PROBLEM DESCRIPTION
All of the material below is to be returned exactly.
— Start GIVEN RECORDS —
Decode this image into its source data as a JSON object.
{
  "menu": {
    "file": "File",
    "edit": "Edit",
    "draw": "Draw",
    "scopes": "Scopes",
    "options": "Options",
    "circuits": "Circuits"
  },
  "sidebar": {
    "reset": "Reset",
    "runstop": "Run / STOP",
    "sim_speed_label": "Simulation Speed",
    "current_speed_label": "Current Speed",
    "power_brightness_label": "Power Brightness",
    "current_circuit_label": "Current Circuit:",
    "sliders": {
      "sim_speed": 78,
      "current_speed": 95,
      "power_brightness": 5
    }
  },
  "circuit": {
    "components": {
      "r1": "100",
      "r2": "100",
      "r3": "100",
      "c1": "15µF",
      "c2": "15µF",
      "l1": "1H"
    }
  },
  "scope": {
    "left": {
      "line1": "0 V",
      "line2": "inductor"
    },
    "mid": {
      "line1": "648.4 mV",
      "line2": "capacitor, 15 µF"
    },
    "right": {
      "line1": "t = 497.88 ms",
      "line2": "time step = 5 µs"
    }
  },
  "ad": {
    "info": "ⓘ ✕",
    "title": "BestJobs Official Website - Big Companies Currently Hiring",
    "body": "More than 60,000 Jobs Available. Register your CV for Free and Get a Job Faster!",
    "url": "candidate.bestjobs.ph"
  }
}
— End GIVEN RECORDS —
TASK OUTPUT
Decode this image into its source data as a JSON object.
{
  "menu": {
    "file": "File",
    "edit": "Edit",
    "draw": "Draw",
    "scopes": "Scopes",
    "options": "Options",
    "circuits": "Circuits"
  },
  "sidebar": {
    "reset": "Reset",
    "runstop": "Run / STOP",
    "sim_speed_label": "Simulation Speed",
    "current_speed_label": "Current Speed",
    "power_brightness_label": "Power Brightness",
    "current_circuit_label": "Current Circuit:",
    "sliders": {
      "sim_speed": 78,
      "current_speed": 95,
      "power_brightness": 5
    }
  },
  "circuit": {
    "components": {
      "r1": "100",
      "r2": "100",
      "r3": "100",
      "c1": "15µF",
      "c2": "15µF",
      "l1": "1H"
    }
  },
  "scope": {
    "left": {
      "line1": "0 V",
      "line2": "inductor"
    },
    "mid": {
      "line1": "648.4 mV",
      "line2": "capacitor, 15 µF"
    },
    "right": {
      "line1": "t = 497.88 ms",
      "line2": "time step = 5 µs"
    }
  },
  "ad": {
    "info": "ⓘ ✕",
    "title": "BestJobs Official Website - Big Companies Currently Hiring",
    "body": "More than 60,000 Jobs Available. Register your CV for Free and Get a Job Faster!",
    "url": "candidate.bestjobs.ph"
  }
}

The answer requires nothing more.